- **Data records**
____

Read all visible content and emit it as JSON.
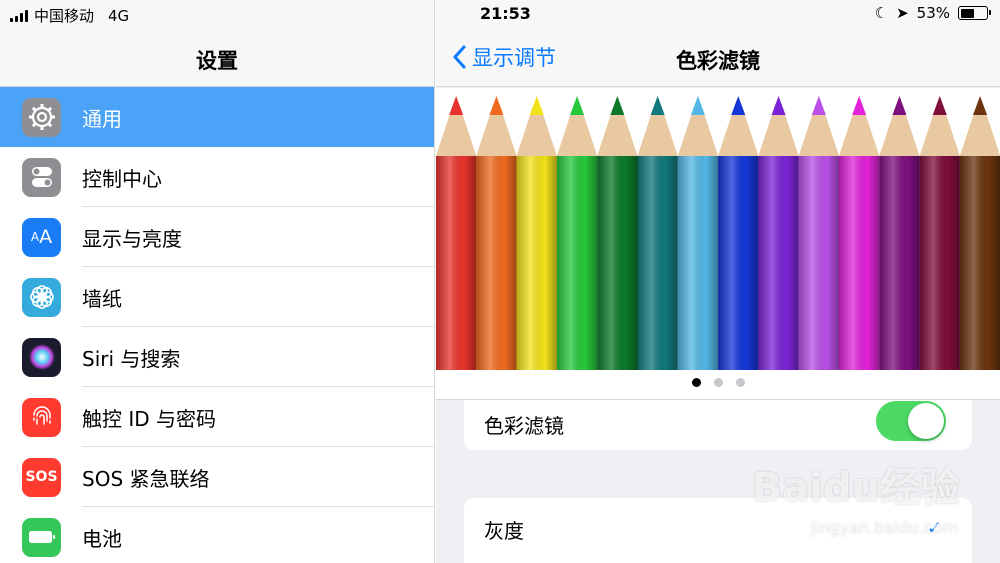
{
  "status_bar": {
    "carrier": "中国移动",
    "network": "4G",
    "time": "21:53",
    "battery_percent": "53%"
  },
  "sidebar": {
    "title": "设置",
    "items": [
      {
        "label": "通用",
        "icon": "gear-icon",
        "color": "#8e8e93",
        "selected": true
      },
      {
        "label": "控制中心",
        "icon": "control-center-icon",
        "color": "#8e8e93"
      },
      {
        "label": "显示与亮度",
        "icon": "display-brightness-icon",
        "color": "#1a7cf5"
      },
      {
        "label": "墙纸",
        "icon": "wallpaper-flower-icon",
        "color": "#35aadc"
      },
      {
        "label": "Siri 与搜索",
        "icon": "siri-icon",
        "color": "#222"
      },
      {
        "label": "触控 ID 与密码",
        "icon": "fingerprint-icon",
        "color": "#ff3b30"
      },
      {
        "label": "SOS 紧急联络",
        "icon": "sos-icon",
        "color": "#ff3b30",
        "icon_text": "SOS"
      },
      {
        "label": "电池",
        "icon": "battery-icon",
        "color": "#34c759"
      }
    ]
  },
  "detail": {
    "back_label": "显示调节",
    "title": "色彩滤镜",
    "page_dots": 3,
    "active_dot": 0,
    "toggle_label": "色彩滤镜",
    "toggle_on": true,
    "option_label": "灰度",
    "option_checked": true,
    "pencil_colors": [
      "#e8332c",
      "#ee6a1f",
      "#f2e21a",
      "#27c83c",
      "#0c7a2a",
      "#11787b",
      "#53b7e6",
      "#1436d8",
      "#7a24d6",
      "#b94fe6",
      "#e223d9",
      "#7d0f7e",
      "#7e0e3a",
      "#6b340f"
    ]
  },
  "watermark": {
    "brand": "Baidu经验",
    "url": "jingyan.baidu.com"
  },
  "colors": {
    "accent": "#0a7aff",
    "selection": "#4aa3f6",
    "switch_on": "#4cd964"
  }
}
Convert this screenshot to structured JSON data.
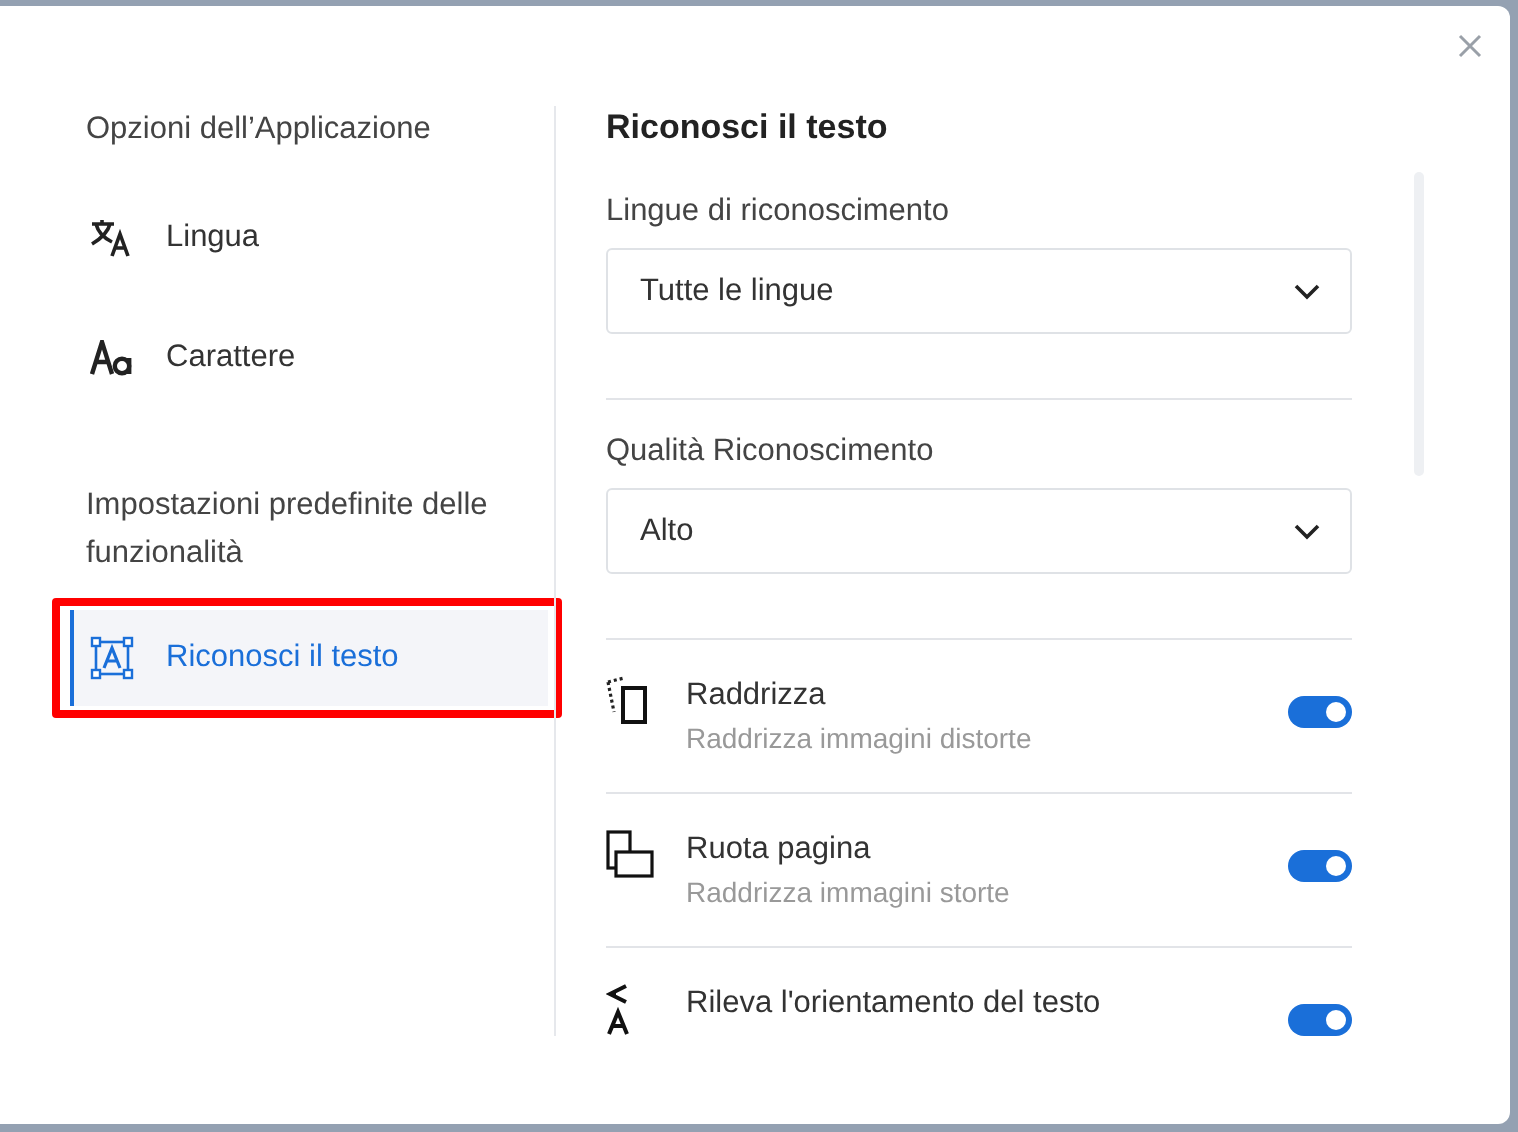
{
  "sidebar": {
    "sections": [
      {
        "title": "Opzioni dell’Applicazione",
        "items": [
          {
            "label": "Lingua",
            "selected": false
          },
          {
            "label": "Carattere",
            "selected": false
          }
        ]
      },
      {
        "title": "Impostazioni predefinite delle funzionalità",
        "items": [
          {
            "label": "Riconosci il testo",
            "selected": true
          }
        ]
      }
    ]
  },
  "panel": {
    "title": "Riconosci il testo",
    "selects": [
      {
        "label": "Lingue di riconoscimento",
        "value": "Tutte le lingue"
      },
      {
        "label": "Qualità Riconoscimento",
        "value": "Alto"
      }
    ],
    "options": [
      {
        "title": "Raddrizza",
        "subtitle": "Raddrizza immagini distorte",
        "on": true
      },
      {
        "title": "Ruota pagina",
        "subtitle": "Raddrizza immagini storte",
        "on": true
      },
      {
        "title": "Rileva l'orientamento del testo",
        "on": true
      }
    ]
  }
}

____

Make a copy of each line that contains the string "Raddrizza".

- **Written solution**
        "title": "Raddrizza",
        "subtitle": "Raddrizza immagini distorte",
        "subtitle": "Raddrizza immagini storte",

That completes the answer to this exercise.